Carsten Neß: Der Artikel beim Kooperationspartner Trierischer Volksfreund hat mich auf den Krimiwettbewerb vor fünf Jahren aufmerksam gemacht. Für mich war dies der Anstoß, den lange gehegten Gedanken, das Schreiben zu probieren, in die Tat umzusetzen.

Gab es einen großen Druck, nach dem Debüt nachlegen zu müssen oder ist es Ihnen eher leicht gefallen, einen neuen Fall für Kommissar Buhle zu finden?

Nach dem Erfolg mit dem Debütroman war ich tatsächlich unsicher, ob es noch einmal gelingen könnte. Zudem wollte ich gerne zeitnah "nachlegen". Beides hat auch einen gewissen Druck erzeugt. Buhles zweiten Fall zu konzipieren, war aber kein Problem. Es gibt ja sooo viele Möglichkeiten in unserer Region kriminell zu sein (lacht).

**Aufgaben:**
**A.** Fassen Sie das Interview in zwei Sätzen zusammen.
**B.** Erklären Sie in ein bis zwei Sätzen, warum Carsten Neß laut dem Interview nach seinem Debüt unter Druck stand.
**C.** Führen Sie das Interview mit Carsten Neß im Anschluss an seine letzte Antwort weiter.
Die Zeilen haben mit dem Interview nichts zu tun.

**Datenauszug:**
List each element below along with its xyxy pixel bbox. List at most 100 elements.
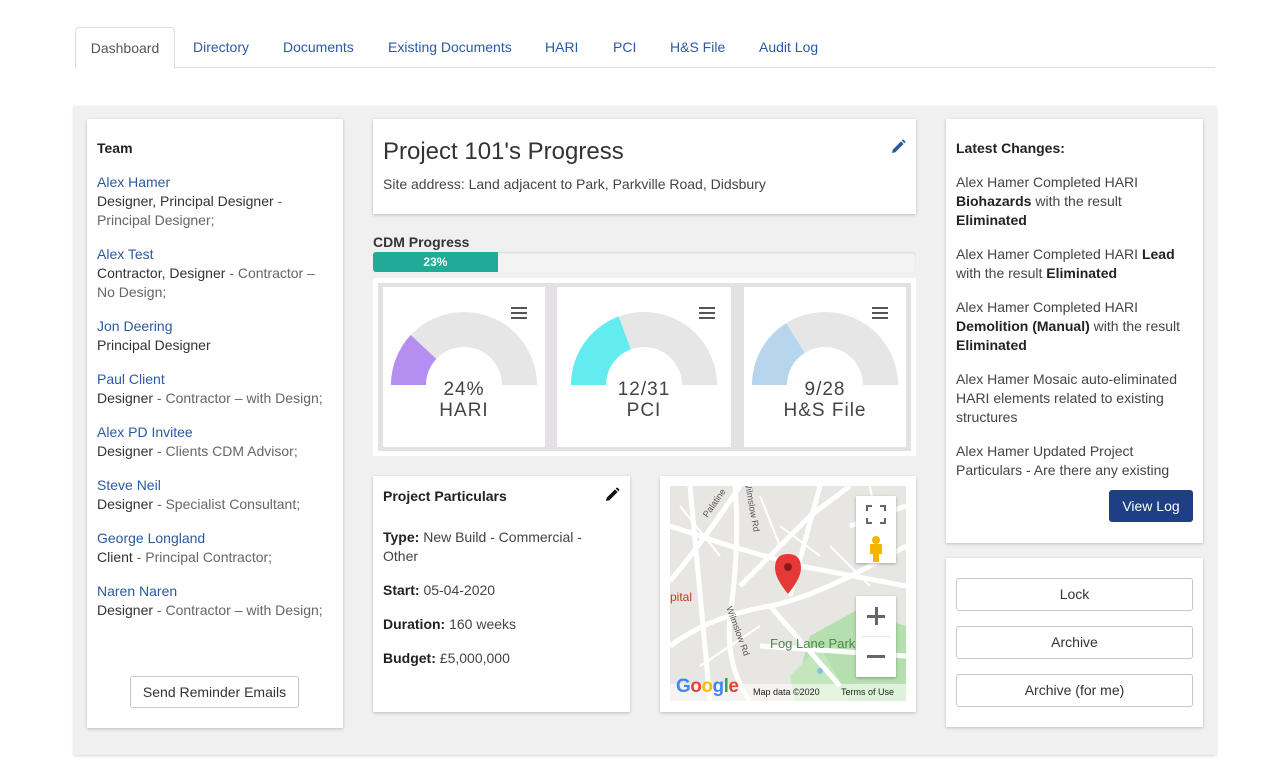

**Antworten:**
**A.** Carsten Neß wurde durch einen Artikel im Trierischen Volksfreund auf einen Krimiwettbewerb aufmerksam, der für ihn der Anstoß war, das lange erwogene Schreiben endlich zu probieren. Nach dem Erfolg seines Debüts spürte er einen gewissen Druck, doch den zweiten Fall für Kommissar Buhle zu konzipieren, fiel ihm nicht schwer.

**B.** Nach dem Erfolg des Debütromans war er unsicher, ob es ihm noch einmal gelingen würde, und er wollte außerdem zeitnah nachlegen. Beides zusammen erzeugte einen gewissen Druck.

**C.**
Wo kommen Ihnen die besten Ideen und gibt es die perfekte Atmosphäre fürs Schreiben? Das alles neben Ihrem eigentlichen Beruf als Landespfleger, Familienleben und sonstigen Verpflichtungen unter einen Hut zu bekommen, dürfte nicht so leicht sein.

Die Ideen kommen eigentlich zu jeder Zeit und an jedem Ort. Es ist häufig nur ein Problem, sie festzuhalten, wenn die Beschäftigung gerade eine andere ist.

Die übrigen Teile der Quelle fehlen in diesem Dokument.